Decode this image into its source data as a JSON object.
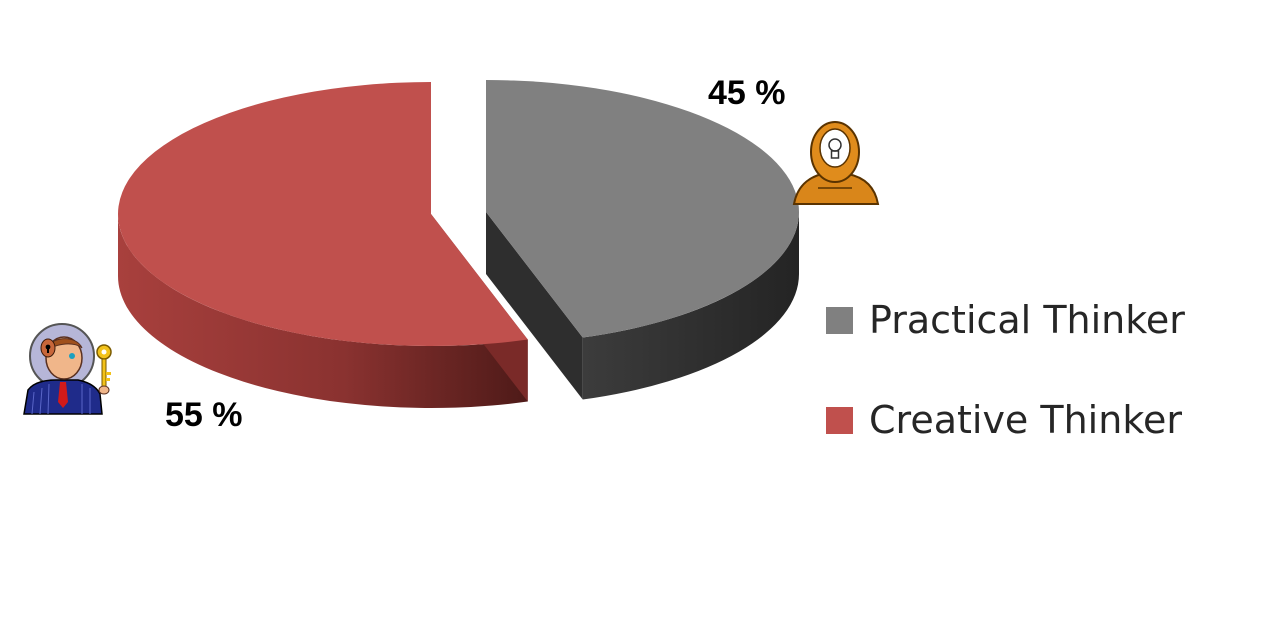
{
  "chart_data": {
    "type": "pie",
    "title": "",
    "style": "3d-exploded",
    "legend_position": "right",
    "slices": [
      {
        "name": "Practical Thinker",
        "value": 45,
        "label": "45 %",
        "color": "#808080",
        "side_color": "#2e2e2e"
      },
      {
        "name": "Creative Thinker",
        "value": 55,
        "label": "55 %",
        "color": "#c0504d",
        "side_color": "#7a2a28"
      }
    ]
  },
  "icons": {
    "practical": "lightbulb-head-icon",
    "creative": "businessman-key-icon"
  }
}
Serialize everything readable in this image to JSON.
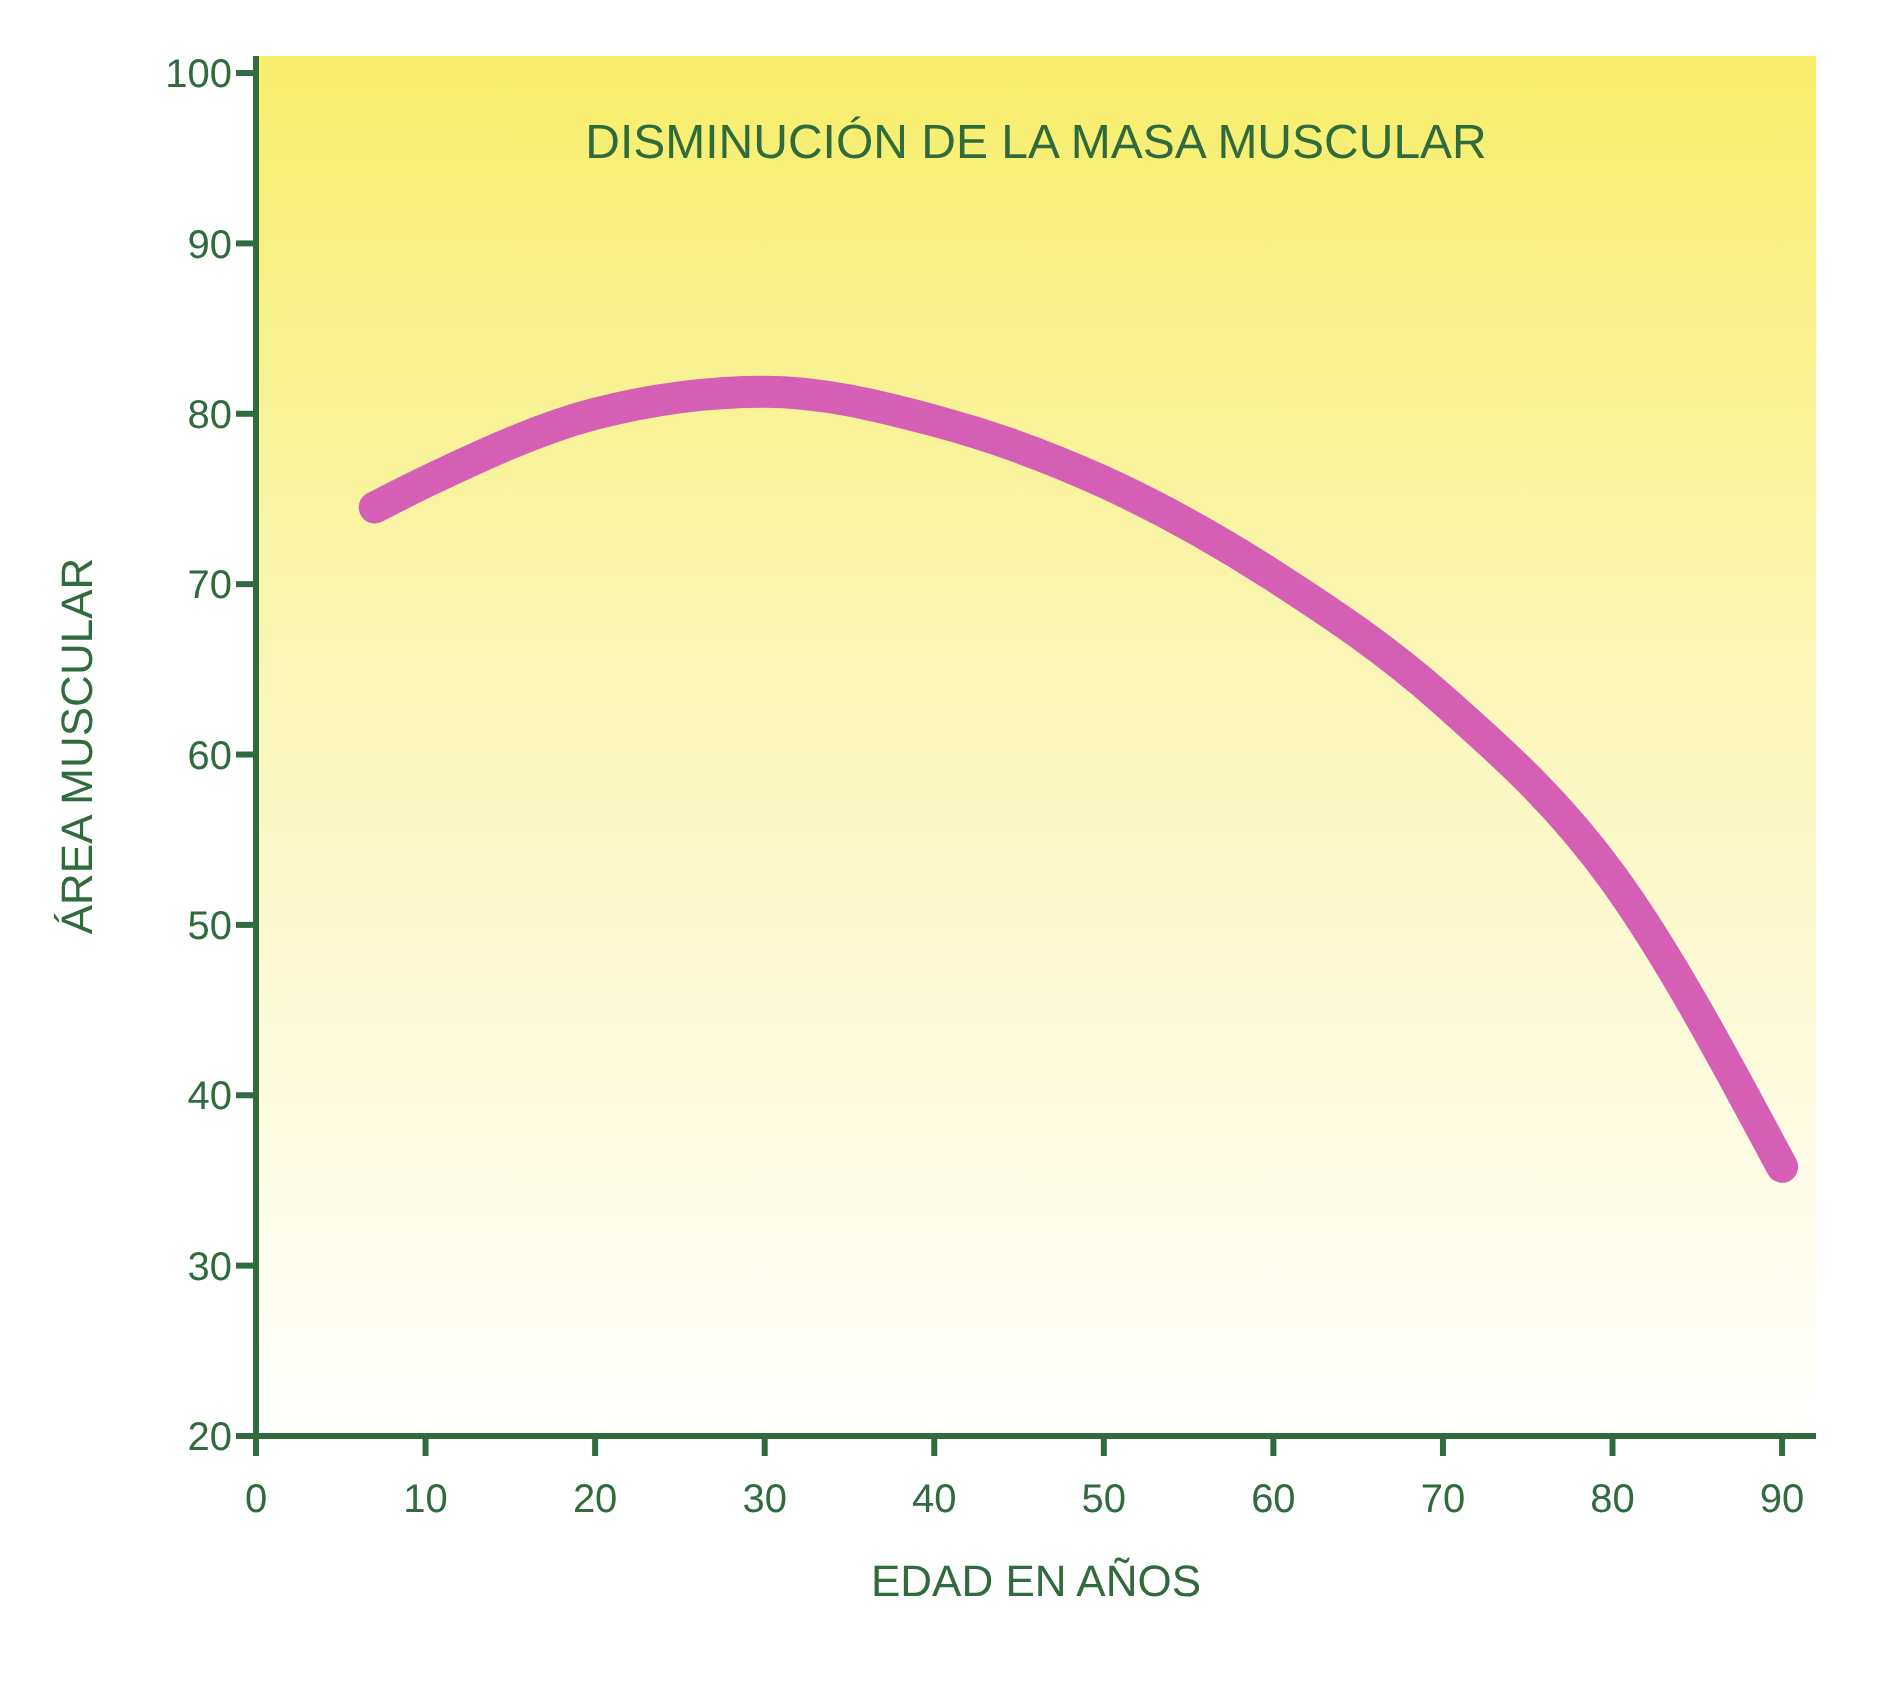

--- --- ---

Retype each entry precisely. Skip images entirely.

Decode this image into its source data as a JSON object.
{
  "chart_data": {
    "type": "pie",
    "title": "",
    "style": "3d-exploded",
    "legend_position": "right",
    "slices": [
      {
        "name": "Practical Thinker",
        "value": 45,
        "label": "45 %",
        "color": "#808080",
        "side_color": "#2e2e2e"
      },
      {
        "name": "Creative Thinker",
        "value": 55,
        "label": "55 %",
        "color": "#c0504d",
        "side_color": "#7a2a28"
      }
    ]
  },
  "icons": {
    "practical": "lightbulb-head-icon",
    "creative": "businessman-key-icon"
  }
}
Serialize everything readable in this image to JSON.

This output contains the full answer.